▶ _EXERCISE DETAILS_:
Go through the records and give each one again exactly.

▶ _RECORDS TO USE_:
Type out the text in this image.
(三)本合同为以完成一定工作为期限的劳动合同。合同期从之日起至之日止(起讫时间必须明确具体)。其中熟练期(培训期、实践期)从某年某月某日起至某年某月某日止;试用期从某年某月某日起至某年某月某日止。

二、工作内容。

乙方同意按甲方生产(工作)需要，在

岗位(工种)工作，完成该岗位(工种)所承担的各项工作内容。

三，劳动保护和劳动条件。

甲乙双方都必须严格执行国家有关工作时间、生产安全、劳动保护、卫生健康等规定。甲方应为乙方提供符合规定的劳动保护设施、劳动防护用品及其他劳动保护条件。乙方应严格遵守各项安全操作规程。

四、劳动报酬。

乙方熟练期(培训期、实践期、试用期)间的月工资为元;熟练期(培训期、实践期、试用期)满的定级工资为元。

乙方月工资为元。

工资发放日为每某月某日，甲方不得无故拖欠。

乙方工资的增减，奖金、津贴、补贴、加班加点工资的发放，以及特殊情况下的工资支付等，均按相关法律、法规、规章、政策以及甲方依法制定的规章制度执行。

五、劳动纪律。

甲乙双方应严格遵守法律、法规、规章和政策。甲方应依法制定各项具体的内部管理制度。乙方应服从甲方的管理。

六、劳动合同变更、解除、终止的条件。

▶ _TASK RESPONSE_:
Type out the text in this image.
(三)本合同为以完成一定工作为期限的劳动合同。合同期从之日起至之日止(起讫时间必须明确具体)。其中熟练期(培训期、实践期)从某年某月某日起至某年某月某日止;试用期从某年某月某日起至某年某月某日止。

二、工作内容。

乙方同意按甲方生产(工作)需要，在

岗位(工种)工作，完成该岗位(工种)所承担的各项工作内容。

三，劳动保护和劳动条件。

甲乙双方都必须严格执行国家有关工作时间、生产安全、劳动保护、卫生健康等规定。甲方应为乙方提供符合规定的劳动保护设施、劳动防护用品及其他劳动保护条件。乙方应严格遵守各项安全操作规程。

四、劳动报酬。

乙方熟练期(培训期、实践期、试用期)间的月工资为元;熟练期(培训期、实践期、试用期)满的定级工资为元。

乙方月工资为元。

工资发放日为每某月某日，甲方不得无故拖欠。

乙方工资的增减，奖金、津贴、补贴、加班加点工资的发放，以及特殊情况下的工资支付等，均按相关法律、法规、规章、政策以及甲方依法制定的规章制度执行。

五、劳动纪律。

甲乙双方应严格遵守法律、法规、规章和政策。甲方应依法制定各项具体的内部管理制度。乙方应服从甲方的管理。

六、劳动合同变更、解除、终止的条件。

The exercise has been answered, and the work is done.